### Exercise prompt
Every line that contains the word "name" should be copied.
* BEGIN *
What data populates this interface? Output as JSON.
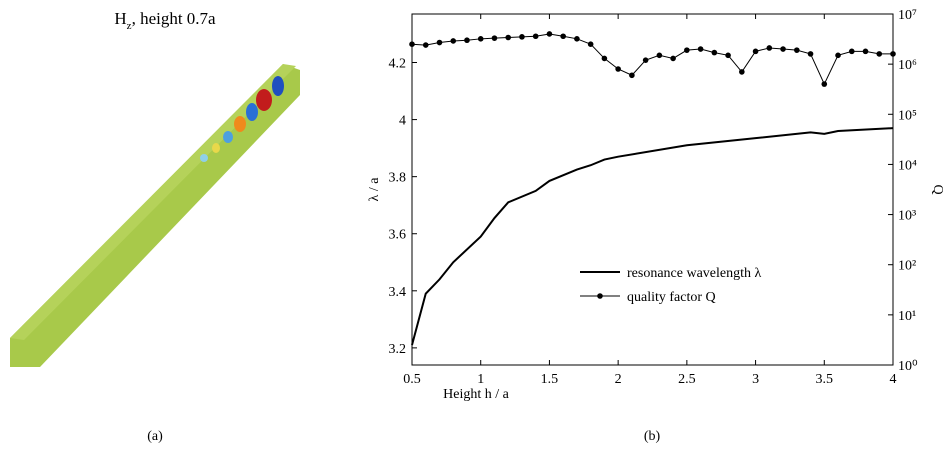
{
  "panel_a": {
    "title": [
      "H",
      "z",
      ", height 0.7a"
    ],
    "caption": "(a)"
  },
  "chart_data": {
    "type": "line",
    "caption": "(b)",
    "xlabel": "Height h / a",
    "ylabel": "λ / a",
    "y2label": "Q",
    "xlim": [
      0.5,
      4
    ],
    "xticks": [
      0.5,
      1,
      1.5,
      2,
      2.5,
      3,
      3.5,
      4
    ],
    "ylim": [
      3.14,
      4.37
    ],
    "yticks": [
      3.2,
      3.4,
      3.6,
      3.8,
      4,
      4.2
    ],
    "y2lim": [
      1,
      10000000
    ],
    "y2scale": "log",
    "y2ticks": [
      {
        "value": 1,
        "label": "10⁰"
      },
      {
        "value": 10,
        "label": "10¹"
      },
      {
        "value": 100,
        "label": "10²"
      },
      {
        "value": 1000,
        "label": "10³"
      },
      {
        "value": 10000,
        "label": "10⁴"
      },
      {
        "value": 100000,
        "label": "10⁵"
      },
      {
        "value": 1000000,
        "label": "10⁶"
      },
      {
        "value": 10000000,
        "label": "10⁷"
      }
    ],
    "series": [
      {
        "name": "resonance wavelength λ",
        "color": "#000000",
        "marker": false,
        "x": [
          0.5,
          0.6,
          0.7,
          0.8,
          1.0,
          1.1,
          1.2,
          1.4,
          1.5,
          1.7,
          1.8,
          1.9,
          2.0,
          2.5,
          3.0,
          3.4,
          3.5,
          3.6,
          4.0
        ],
        "values": [
          3.21,
          3.39,
          3.44,
          3.5,
          3.59,
          3.655,
          3.71,
          3.75,
          3.785,
          3.825,
          3.84,
          3.86,
          3.87,
          3.91,
          3.935,
          3.955,
          3.95,
          3.96,
          3.97
        ]
      },
      {
        "name": "quality factor Q",
        "color": "#000000",
        "marker": true,
        "axis": "y2",
        "x": [
          0.5,
          0.6,
          0.7,
          0.8,
          0.9,
          1.0,
          1.1,
          1.2,
          1.3,
          1.4,
          1.5,
          1.6,
          1.7,
          1.8,
          1.9,
          2.0,
          2.1,
          2.2,
          2.3,
          2.4,
          2.5,
          2.6,
          2.7,
          2.8,
          2.9,
          3.0,
          3.1,
          3.2,
          3.3,
          3.4,
          3.5,
          3.6,
          3.7,
          3.8,
          3.9,
          4.0
        ],
        "values": [
          2500000,
          2400000,
          2700000,
          2900000,
          3000000,
          3200000,
          3300000,
          3400000,
          3500000,
          3600000,
          4000000,
          3600000,
          3200000,
          2500000,
          1300000,
          800000,
          600000,
          1200000,
          1500000,
          1300000,
          1900000,
          2000000,
          1700000,
          1500000,
          700000,
          1800000,
          2100000,
          2000000,
          1900000,
          1600000,
          400000,
          1500000,
          1800000,
          1800000,
          1600000,
          1600000
        ]
      }
    ]
  }
}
* END *
### Written response
        "name": "resonance wavelength λ",
        "name": "quality factor Q",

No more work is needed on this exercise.